[Records from a data source]
------------
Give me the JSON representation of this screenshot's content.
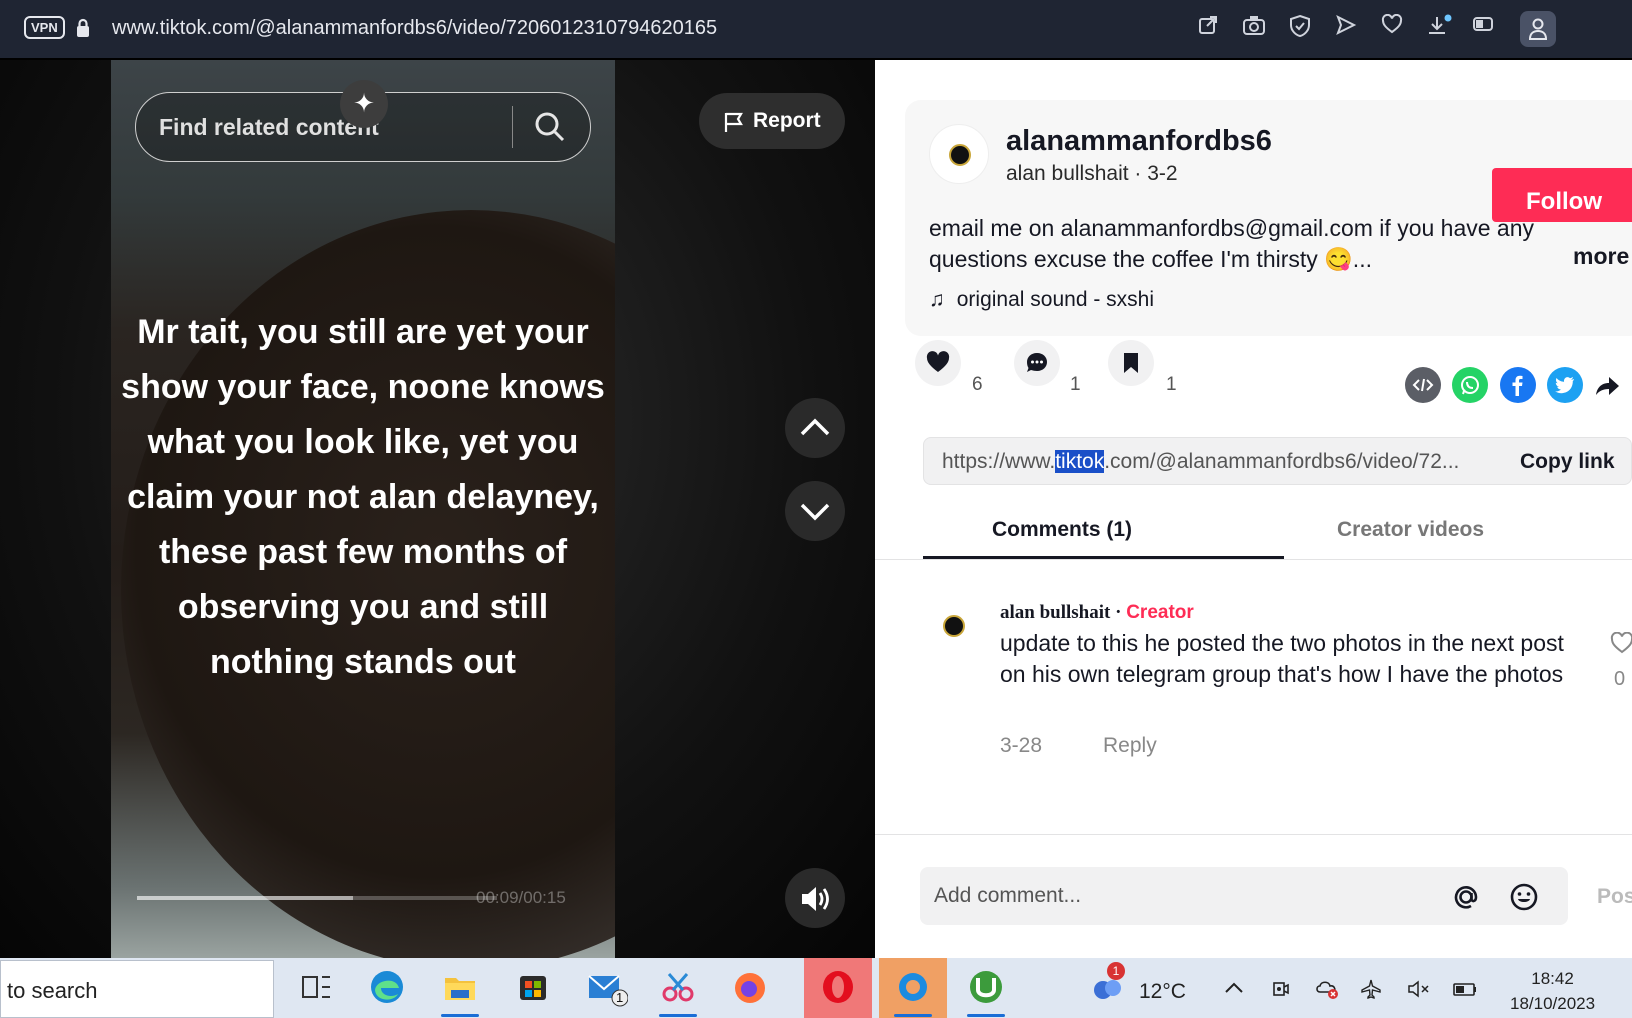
{
  "browser": {
    "vpn_label": "VPN",
    "url": "www.tiktok.com/@alanammanfordbs6/video/7206012310794620165",
    "icons": [
      "share-icon",
      "camera-icon",
      "shield-icon",
      "send-icon",
      "heart-icon",
      "download-icon",
      "battery-icon",
      "menu-icon",
      "profile-icon"
    ]
  },
  "video": {
    "search_placeholder": "Find related content",
    "report_label": "Report",
    "overlay_text": "Mr tait, you still are yet your show your face, noone knows what you look like, yet you claim your not alan delayney, these past few months of observing you and still nothing stands out",
    "time": "00:09/00:15",
    "progress": 0.6
  },
  "post": {
    "username": "alanammanfordbs6",
    "subline": "alan bullshait · 3-2",
    "follow_label": "Follow",
    "description": "email me on alanammanfordbs@gmail.com if you have any questions excuse the coffee I'm thirsty 😋...",
    "more_label": "more",
    "music": "original sound - sxshi",
    "likes": "6",
    "comments": "1",
    "saves": "1"
  },
  "link": {
    "prefix": "https://www.",
    "highlight": "tiktok",
    "suffix": ".com/@alanammanfordbs6/video/72...",
    "copy_label": "Copy link"
  },
  "tabs": {
    "comments": "Comments (1)",
    "creator_videos": "Creator videos"
  },
  "comment": {
    "author": "alan bullshait",
    "separator": " · ",
    "badge": "Creator",
    "text": "update to this he posted the two photos in the next post on his own telegram group that's how I have the photos",
    "date": "3-28",
    "reply_label": "Reply",
    "likes": "0"
  },
  "comment_box": {
    "placeholder": "Add comment...",
    "post_label": "Post"
  },
  "taskbar": {
    "search_text": "to search",
    "weather": "12°C",
    "weather_badge": "1",
    "mail_badge": "1",
    "time": "18:42",
    "date": "18/10/2023"
  }
}
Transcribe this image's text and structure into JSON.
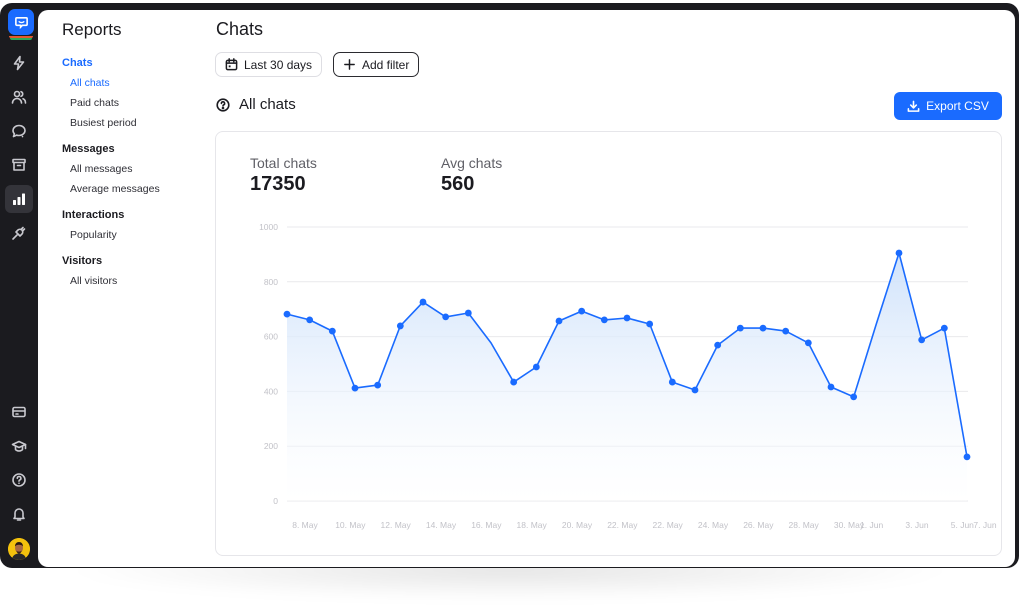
------------
◆ WORK REQUIRED: All of the data above should be quoted exactly, except for the pictures.

◆ COMPLETE ANSWER:
Give me the JSON representation of this screenshot's content.
{
  "browser": {
    "vpn_label": "VPN",
    "url": "www.tiktok.com/@alanammanfordbs6/video/7206012310794620165",
    "icons": [
      "share-icon",
      "camera-icon",
      "shield-icon",
      "send-icon",
      "heart-icon",
      "download-icon",
      "battery-icon",
      "menu-icon",
      "profile-icon"
    ]
  },
  "video": {
    "search_placeholder": "Find related content",
    "report_label": "Report",
    "overlay_text": "Mr tait, you still are yet your show your face, noone knows what you look like, yet you claim your not alan delayney, these past few months of observing you and still nothing stands out",
    "time": "00:09/00:15",
    "progress": 0.6
  },
  "post": {
    "username": "alanammanfordbs6",
    "subline": "alan bullshait · 3-2",
    "follow_label": "Follow",
    "description": "email me on alanammanfordbs@gmail.com if you have any questions excuse the coffee I'm thirsty 😋...",
    "more_label": "more",
    "music": "original sound - sxshi",
    "likes": "6",
    "comments": "1",
    "saves": "1"
  },
  "link": {
    "prefix": "https://www.",
    "highlight": "tiktok",
    "suffix": ".com/@alanammanfordbs6/video/72...",
    "copy_label": "Copy link"
  },
  "tabs": {
    "comments": "Comments (1)",
    "creator_videos": "Creator videos"
  },
  "comment": {
    "author": "alan bullshait",
    "separator": " · ",
    "badge": "Creator",
    "text": "update to this he posted the two photos in the next post on his own telegram group that's how I have the photos",
    "date": "3-28",
    "reply_label": "Reply",
    "likes": "0"
  },
  "comment_box": {
    "placeholder": "Add comment...",
    "post_label": "Post"
  },
  "taskbar": {
    "search_text": "to search",
    "weather": "12°C",
    "weather_badge": "1",
    "mail_badge": "1",
    "time": "18:42",
    "date": "18/10/2023"
  }
}
Transcribe this image's text and structure into JSON.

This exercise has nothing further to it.